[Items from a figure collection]
..............................
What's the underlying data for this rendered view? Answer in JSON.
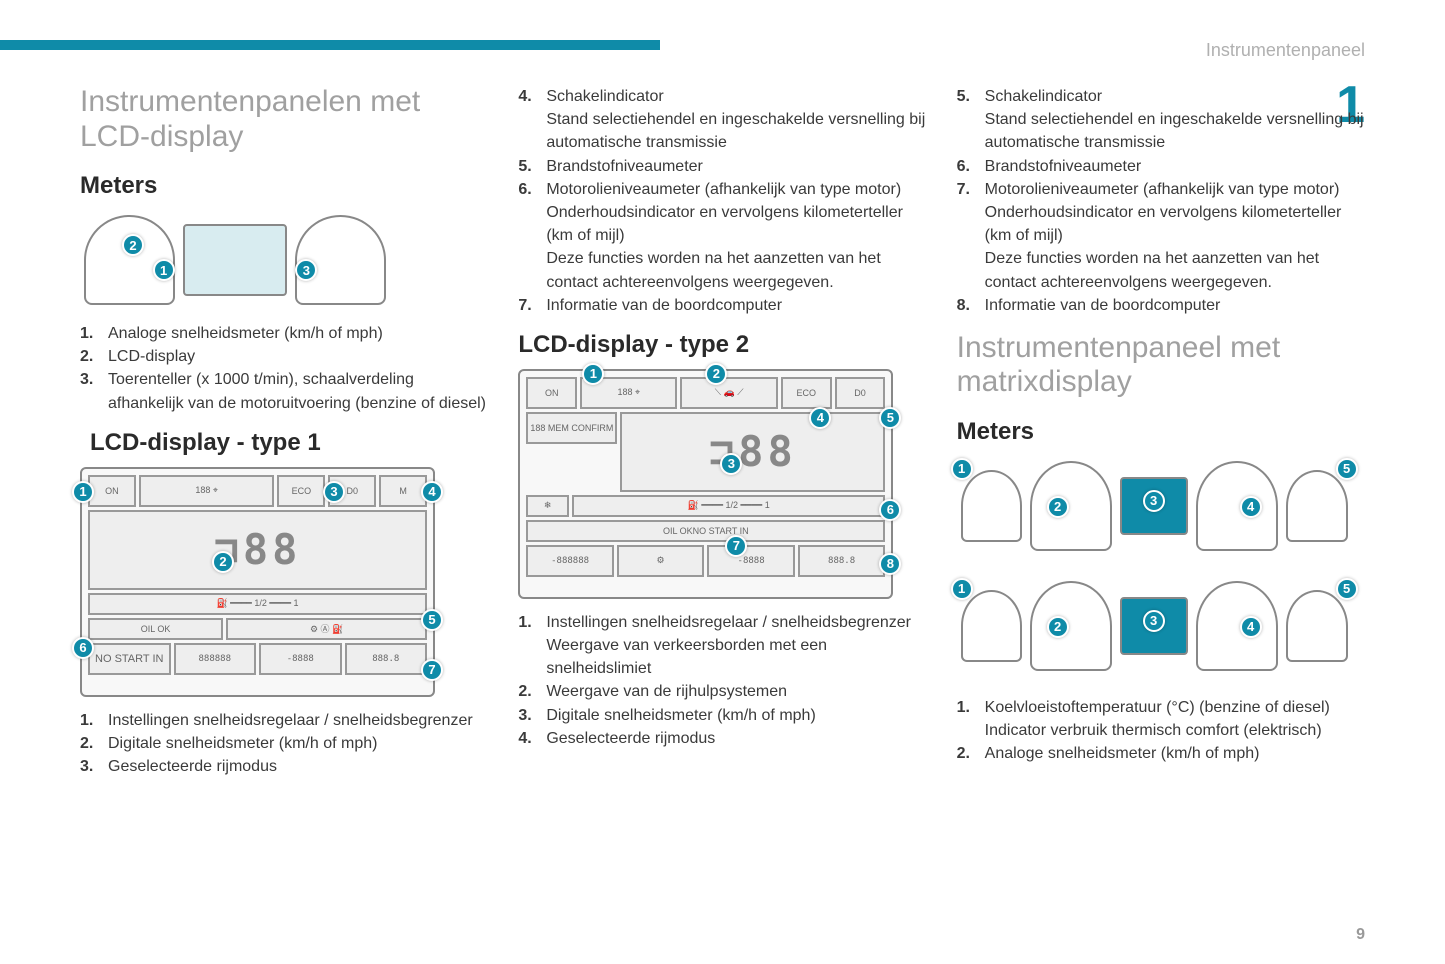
{
  "header": {
    "section_name": "Instrumentenpaneel",
    "section_number": "1",
    "page_number": "9"
  },
  "col1": {
    "title": "Instrumentenpanelen met LCD-display",
    "meters_heading": "Meters",
    "meters_items": [
      {
        "n": "1.",
        "t": "Analoge snelheidsmeter (km/h of mph)"
      },
      {
        "n": "2.",
        "t": "LCD-display"
      },
      {
        "n": "3.",
        "t": "Toerenteller (x 1000 t/min), schaalverdeling afhankelijk van de motoruitvoering (benzine of diesel)"
      }
    ],
    "lcd1_heading": "LCD-display - type 1",
    "lcd1_items": [
      {
        "n": "1.",
        "t": "Instellingen snelheidsregelaar / snelheidsbegrenzer"
      },
      {
        "n": "2.",
        "t": "Digitale snelheidsmeter (km/h of mph)"
      },
      {
        "n": "3.",
        "t": "Geselecteerde rijmodus"
      }
    ]
  },
  "col2": {
    "top_items": [
      {
        "n": "4.",
        "t": "Schakelindicator\nStand selectiehendel en ingeschakelde versnelling bij automatische transmissie"
      },
      {
        "n": "5.",
        "t": "Brandstofniveaumeter"
      },
      {
        "n": "6.",
        "t": "Motorolieniveaumeter (afhankelijk van type motor)\nOnderhoudsindicator en vervolgens kilometerteller (km of mijl)\nDeze functies worden na het aanzetten van het contact achtereenvolgens weergegeven."
      },
      {
        "n": "7.",
        "t": "Informatie van de boordcomputer"
      }
    ],
    "lcd2_heading": "LCD-display - type 2",
    "lcd2_items": [
      {
        "n": "1.",
        "t": "Instellingen snelheidsregelaar / snelheidsbegrenzer\nWeergave van verkeersborden met een snelheidslimiet"
      },
      {
        "n": "2.",
        "t": "Weergave van de rijhulpsystemen"
      },
      {
        "n": "3.",
        "t": "Digitale snelheidsmeter (km/h of mph)"
      },
      {
        "n": "4.",
        "t": "Geselecteerde rijmodus"
      }
    ]
  },
  "col3": {
    "top_items": [
      {
        "n": "5.",
        "t": "Schakelindicator\nStand selectiehendel en ingeschakelde versnelling bij automatische transmissie"
      },
      {
        "n": "6.",
        "t": "Brandstofniveaumeter"
      },
      {
        "n": "7.",
        "t": "Motorolieniveaumeter (afhankelijk van type motor)\nOnderhoudsindicator en vervolgens kilometerteller (km of mijl)\nDeze functies worden na het aanzetten van het contact achtereenvolgens weergegeven."
      },
      {
        "n": "8.",
        "t": "Informatie van de boordcomputer"
      }
    ],
    "matrix_title": "Instrumentenpaneel met matrixdisplay",
    "meters_heading": "Meters",
    "matrix_items": [
      {
        "n": "1.",
        "t": "Koelvloeistoftemperatuur (°C) (benzine of diesel)\nIndicator verbruik thermisch comfort (elektrisch)"
      },
      {
        "n": "2.",
        "t": "Analoge snelheidsmeter (km/h of mph)"
      }
    ]
  },
  "colors": {
    "accent": "#0f8ba8",
    "heading_grey": "#a0a0a0",
    "text": "#3a3a3a"
  }
}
..............................
(GIVEN TASK) Omit the pictures, and quote the material above exactly as given.

(THE COMPLETED TASK)
What's the underlying data for this rendered view? Answer in JSON.
{
  "header": {
    "section_name": "Instrumentenpaneel",
    "section_number": "1",
    "page_number": "9"
  },
  "col1": {
    "title": "Instrumentenpanelen met LCD-display",
    "meters_heading": "Meters",
    "meters_items": [
      {
        "n": "1.",
        "t": "Analoge snelheidsmeter (km/h of mph)"
      },
      {
        "n": "2.",
        "t": "LCD-display"
      },
      {
        "n": "3.",
        "t": "Toerenteller (x 1000 t/min), schaalverdeling afhankelijk van de motoruitvoering (benzine of diesel)"
      }
    ],
    "lcd1_heading": "LCD-display - type 1",
    "lcd1_items": [
      {
        "n": "1.",
        "t": "Instellingen snelheidsregelaar / snelheidsbegrenzer"
      },
      {
        "n": "2.",
        "t": "Digitale snelheidsmeter (km/h of mph)"
      },
      {
        "n": "3.",
        "t": "Geselecteerde rijmodus"
      }
    ]
  },
  "col2": {
    "top_items": [
      {
        "n": "4.",
        "t": "Schakelindicator\nStand selectiehendel en ingeschakelde versnelling bij automatische transmissie"
      },
      {
        "n": "5.",
        "t": "Brandstofniveaumeter"
      },
      {
        "n": "6.",
        "t": "Motorolieniveaumeter (afhankelijk van type motor)\nOnderhoudsindicator en vervolgens kilometerteller (km of mijl)\nDeze functies worden na het aanzetten van het contact achtereenvolgens weergegeven."
      },
      {
        "n": "7.",
        "t": "Informatie van de boordcomputer"
      }
    ],
    "lcd2_heading": "LCD-display - type 2",
    "lcd2_items": [
      {
        "n": "1.",
        "t": "Instellingen snelheidsregelaar / snelheidsbegrenzer\nWeergave van verkeersborden met een snelheidslimiet"
      },
      {
        "n": "2.",
        "t": "Weergave van de rijhulpsystemen"
      },
      {
        "n": "3.",
        "t": "Digitale snelheidsmeter (km/h of mph)"
      },
      {
        "n": "4.",
        "t": "Geselecteerde rijmodus"
      }
    ]
  },
  "col3": {
    "top_items": [
      {
        "n": "5.",
        "t": "Schakelindicator\nStand selectiehendel en ingeschakelde versnelling bij automatische transmissie"
      },
      {
        "n": "6.",
        "t": "Brandstofniveaumeter"
      },
      {
        "n": "7.",
        "t": "Motorolieniveaumeter (afhankelijk van type motor)\nOnderhoudsindicator en vervolgens kilometerteller (km of mijl)\nDeze functies worden na het aanzetten van het contact achtereenvolgens weergegeven."
      },
      {
        "n": "8.",
        "t": "Informatie van de boordcomputer"
      }
    ],
    "matrix_title": "Instrumentenpaneel met matrixdisplay",
    "meters_heading": "Meters",
    "matrix_items": [
      {
        "n": "1.",
        "t": "Koelvloeistoftemperatuur (°C) (benzine of diesel)\nIndicator verbruik thermisch comfort (elektrisch)"
      },
      {
        "n": "2.",
        "t": "Analoge snelheidsmeter (km/h of mph)"
      }
    ]
  },
  "colors": {
    "accent": "#0f8ba8",
    "heading_grey": "#a0a0a0",
    "text": "#3a3a3a"
  }
}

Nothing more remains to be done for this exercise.